Dataset items:
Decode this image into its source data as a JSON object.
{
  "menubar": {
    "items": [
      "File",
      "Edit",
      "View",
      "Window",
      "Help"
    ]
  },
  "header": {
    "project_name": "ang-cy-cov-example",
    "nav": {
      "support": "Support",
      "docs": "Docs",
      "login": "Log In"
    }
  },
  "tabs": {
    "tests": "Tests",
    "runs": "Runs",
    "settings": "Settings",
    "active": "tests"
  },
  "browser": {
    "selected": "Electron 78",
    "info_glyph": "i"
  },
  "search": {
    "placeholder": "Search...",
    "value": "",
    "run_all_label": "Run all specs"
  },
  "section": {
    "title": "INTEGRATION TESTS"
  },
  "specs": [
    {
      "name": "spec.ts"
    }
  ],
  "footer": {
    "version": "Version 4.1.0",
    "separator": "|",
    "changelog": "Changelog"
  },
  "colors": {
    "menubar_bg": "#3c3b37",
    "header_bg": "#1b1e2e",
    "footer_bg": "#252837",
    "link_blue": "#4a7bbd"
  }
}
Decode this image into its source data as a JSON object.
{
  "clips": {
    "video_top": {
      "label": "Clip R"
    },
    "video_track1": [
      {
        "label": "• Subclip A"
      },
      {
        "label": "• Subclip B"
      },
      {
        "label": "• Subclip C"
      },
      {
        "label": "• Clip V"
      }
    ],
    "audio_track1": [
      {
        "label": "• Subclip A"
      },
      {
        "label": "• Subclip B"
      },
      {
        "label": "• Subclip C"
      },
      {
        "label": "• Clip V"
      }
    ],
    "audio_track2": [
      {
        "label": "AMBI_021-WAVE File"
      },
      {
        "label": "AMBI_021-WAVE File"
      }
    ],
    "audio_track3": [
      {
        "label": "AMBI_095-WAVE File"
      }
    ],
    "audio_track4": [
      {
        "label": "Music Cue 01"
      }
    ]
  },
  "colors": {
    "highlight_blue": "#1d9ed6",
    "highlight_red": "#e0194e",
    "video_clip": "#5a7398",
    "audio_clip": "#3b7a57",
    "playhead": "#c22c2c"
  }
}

— Given request —
Retype the listing. Match it exactly.

— Solution to the exercise —
Decode this image into its source data as a JSON object.
{
  "menubar": {
    "items": [
      "File",
      "Edit",
      "View",
      "Window",
      "Help"
    ]
  },
  "header": {
    "project_name": "ang-cy-cov-example",
    "nav": {
      "support": "Support",
      "docs": "Docs",
      "login": "Log In"
    }
  },
  "tabs": {
    "tests": "Tests",
    "runs": "Runs",
    "settings": "Settings",
    "active": "tests"
  },
  "browser": {
    "selected": "Electron 78",
    "info_glyph": "i"
  },
  "search": {
    "placeholder": "Search...",
    "value": "",
    "run_all_label": "Run all specs"
  },
  "section": {
    "title": "INTEGRATION TESTS"
  },
  "specs": [
    {
      "name": "spec.ts"
    }
  ],
  "footer": {
    "version": "Version 4.1.0",
    "separator": "|",
    "changelog": "Changelog"
  },
  "colors": {
    "menubar_bg": "#3c3b37",
    "header_bg": "#1b1e2e",
    "footer_bg": "#252837",
    "link_blue": "#4a7bbd"
  }
}
Decode this image into its source data as a JSON object.
{
  "clips": {
    "video_top": {
      "label": "Clip R"
    },
    "video_track1": [
      {
        "label": "• Subclip A"
      },
      {
        "label": "• Subclip B"
      },
      {
        "label": "• Subclip C"
      },
      {
        "label": "• Clip V"
      }
    ],
    "audio_track1": [
      {
        "label": "• Subclip A"
      },
      {
        "label": "• Subclip B"
      },
      {
        "label": "• Subclip C"
      },
      {
        "label": "• Clip V"
      }
    ],
    "audio_track2": [
      {
        "label": "AMBI_021-WAVE File"
      },
      {
        "label": "AMBI_021-WAVE File"
      }
    ],
    "audio_track3": [
      {
        "label": "AMBI_095-WAVE File"
      }
    ],
    "audio_track4": [
      {
        "label": "Music Cue 01"
      }
    ]
  },
  "colors": {
    "highlight_blue": "#1d9ed6",
    "highlight_red": "#e0194e",
    "video_clip": "#5a7398",
    "audio_clip": "#3b7a57",
    "playhead": "#c22c2c"
  }
}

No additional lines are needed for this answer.